Copy everything in the listing below word for word, apart from any images.

Dataset rows about figures ->
===
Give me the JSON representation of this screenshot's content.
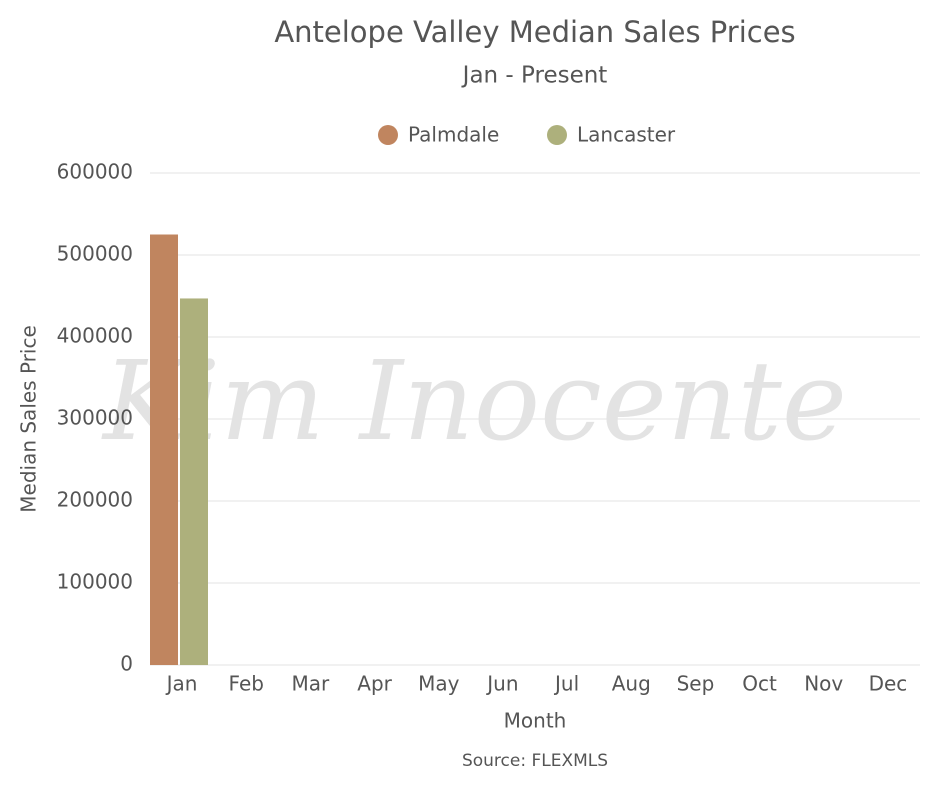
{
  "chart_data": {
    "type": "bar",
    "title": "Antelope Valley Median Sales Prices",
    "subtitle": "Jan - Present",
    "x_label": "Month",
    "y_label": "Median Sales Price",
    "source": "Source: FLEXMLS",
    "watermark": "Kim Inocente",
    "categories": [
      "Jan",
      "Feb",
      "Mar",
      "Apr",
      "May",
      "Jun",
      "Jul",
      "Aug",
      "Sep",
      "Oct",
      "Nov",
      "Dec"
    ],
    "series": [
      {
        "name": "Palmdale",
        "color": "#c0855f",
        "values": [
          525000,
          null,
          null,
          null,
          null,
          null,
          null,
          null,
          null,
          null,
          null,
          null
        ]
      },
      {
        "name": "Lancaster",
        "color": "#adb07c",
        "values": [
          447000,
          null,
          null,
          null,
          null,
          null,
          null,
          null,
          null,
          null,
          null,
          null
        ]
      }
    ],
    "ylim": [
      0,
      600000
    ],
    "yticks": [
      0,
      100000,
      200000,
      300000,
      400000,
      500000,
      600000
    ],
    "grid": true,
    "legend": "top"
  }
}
===
Full solution ->
Give me the JSON representation of this screenshot's content.
{
  "chart_data": {
    "type": "bar",
    "title": "Antelope Valley Median Sales Prices",
    "subtitle": "Jan - Present",
    "x_label": "Month",
    "y_label": "Median Sales Price",
    "source": "Source: FLEXMLS",
    "watermark": "Kim Inocente",
    "categories": [
      "Jan",
      "Feb",
      "Mar",
      "Apr",
      "May",
      "Jun",
      "Jul",
      "Aug",
      "Sep",
      "Oct",
      "Nov",
      "Dec"
    ],
    "series": [
      {
        "name": "Palmdale",
        "color": "#c0855f",
        "values": [
          525000,
          null,
          null,
          null,
          null,
          null,
          null,
          null,
          null,
          null,
          null,
          null
        ]
      },
      {
        "name": "Lancaster",
        "color": "#adb07c",
        "values": [
          447000,
          null,
          null,
          null,
          null,
          null,
          null,
          null,
          null,
          null,
          null,
          null
        ]
      }
    ],
    "ylim": [
      0,
      600000
    ],
    "yticks": [
      0,
      100000,
      200000,
      300000,
      400000,
      500000,
      600000
    ],
    "grid": true,
    "legend": "top"
  }
}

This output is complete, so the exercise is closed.